• YOUR INSTRUCTIONS: Gather all lines from the material that contain "Митрофана".

• Data items:
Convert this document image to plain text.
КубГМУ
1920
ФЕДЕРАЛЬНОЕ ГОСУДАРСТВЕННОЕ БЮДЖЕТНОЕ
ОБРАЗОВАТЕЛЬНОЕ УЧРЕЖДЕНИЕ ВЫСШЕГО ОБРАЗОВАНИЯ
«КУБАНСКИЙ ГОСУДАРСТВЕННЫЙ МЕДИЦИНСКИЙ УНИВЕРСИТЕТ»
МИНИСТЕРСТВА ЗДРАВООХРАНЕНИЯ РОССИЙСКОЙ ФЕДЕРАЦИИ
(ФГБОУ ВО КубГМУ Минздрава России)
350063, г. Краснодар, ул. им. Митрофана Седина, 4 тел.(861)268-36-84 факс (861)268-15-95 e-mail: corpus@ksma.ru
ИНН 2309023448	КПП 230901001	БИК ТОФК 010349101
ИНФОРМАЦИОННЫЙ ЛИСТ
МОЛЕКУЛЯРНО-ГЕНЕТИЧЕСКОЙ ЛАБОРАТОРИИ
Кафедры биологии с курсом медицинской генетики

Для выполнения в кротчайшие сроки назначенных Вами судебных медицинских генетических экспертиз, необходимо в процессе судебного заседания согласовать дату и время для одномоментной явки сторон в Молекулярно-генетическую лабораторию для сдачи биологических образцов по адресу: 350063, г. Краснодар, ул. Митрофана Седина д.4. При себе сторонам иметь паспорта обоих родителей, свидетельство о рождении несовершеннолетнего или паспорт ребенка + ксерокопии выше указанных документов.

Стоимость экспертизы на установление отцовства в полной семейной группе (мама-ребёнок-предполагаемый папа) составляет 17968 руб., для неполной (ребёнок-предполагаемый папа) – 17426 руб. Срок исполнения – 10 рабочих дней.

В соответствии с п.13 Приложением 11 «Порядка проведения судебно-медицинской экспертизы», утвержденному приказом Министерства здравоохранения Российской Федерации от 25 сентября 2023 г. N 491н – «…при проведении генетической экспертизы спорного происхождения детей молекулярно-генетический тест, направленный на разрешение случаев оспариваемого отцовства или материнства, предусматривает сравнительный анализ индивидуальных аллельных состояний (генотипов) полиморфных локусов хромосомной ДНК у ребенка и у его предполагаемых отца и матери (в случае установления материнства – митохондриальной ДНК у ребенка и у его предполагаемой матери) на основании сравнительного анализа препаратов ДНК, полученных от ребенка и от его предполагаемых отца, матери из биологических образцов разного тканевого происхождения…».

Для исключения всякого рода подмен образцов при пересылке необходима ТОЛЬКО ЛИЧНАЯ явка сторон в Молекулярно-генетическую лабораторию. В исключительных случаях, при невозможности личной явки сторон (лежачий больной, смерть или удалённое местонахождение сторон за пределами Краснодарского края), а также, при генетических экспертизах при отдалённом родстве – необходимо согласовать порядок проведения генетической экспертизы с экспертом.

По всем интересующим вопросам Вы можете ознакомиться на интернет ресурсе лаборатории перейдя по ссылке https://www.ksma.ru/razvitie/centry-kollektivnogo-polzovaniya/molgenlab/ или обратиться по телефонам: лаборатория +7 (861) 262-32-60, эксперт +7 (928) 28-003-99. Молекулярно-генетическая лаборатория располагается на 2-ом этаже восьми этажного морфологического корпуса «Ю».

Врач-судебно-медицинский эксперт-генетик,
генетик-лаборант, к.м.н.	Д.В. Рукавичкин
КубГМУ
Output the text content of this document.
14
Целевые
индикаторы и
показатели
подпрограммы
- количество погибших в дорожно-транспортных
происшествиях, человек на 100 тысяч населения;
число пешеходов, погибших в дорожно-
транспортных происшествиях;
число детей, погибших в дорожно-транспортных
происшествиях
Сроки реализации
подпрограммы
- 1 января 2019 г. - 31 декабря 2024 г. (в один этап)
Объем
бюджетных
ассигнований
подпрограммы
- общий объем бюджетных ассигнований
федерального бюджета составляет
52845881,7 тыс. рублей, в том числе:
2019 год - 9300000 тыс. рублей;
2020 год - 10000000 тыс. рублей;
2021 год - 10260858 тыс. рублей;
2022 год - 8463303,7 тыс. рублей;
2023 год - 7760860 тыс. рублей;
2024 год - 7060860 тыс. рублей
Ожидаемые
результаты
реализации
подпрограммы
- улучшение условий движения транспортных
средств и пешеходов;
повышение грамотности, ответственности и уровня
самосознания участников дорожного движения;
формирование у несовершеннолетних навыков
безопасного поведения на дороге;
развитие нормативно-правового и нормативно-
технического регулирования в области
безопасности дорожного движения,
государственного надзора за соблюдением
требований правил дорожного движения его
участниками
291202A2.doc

• SOLUTION:
350063, г. Краснодар, ул. им. Митрофана Седина, 4 тел.(861)268-36-84 факс (861)268-15-95 e-mail: corpus@ksma.ru
Для выполнения в кротчайшие сроки назначенных Вами судебных медицинских генетических экспертиз, необходимо в процессе судебного заседания согласовать дату и время для одномоментной явки сторон в Молекулярно-генетическую лабораторию для сдачи биологических образцов по адресу: 350063, г. Краснодар, ул. Митрофана Седина д.4. При себе сторонам иметь паспорта обоих родителей, свидетельство о рождении несовершеннолетнего или паспорт ребенка + ксерокопии выше указанных документов.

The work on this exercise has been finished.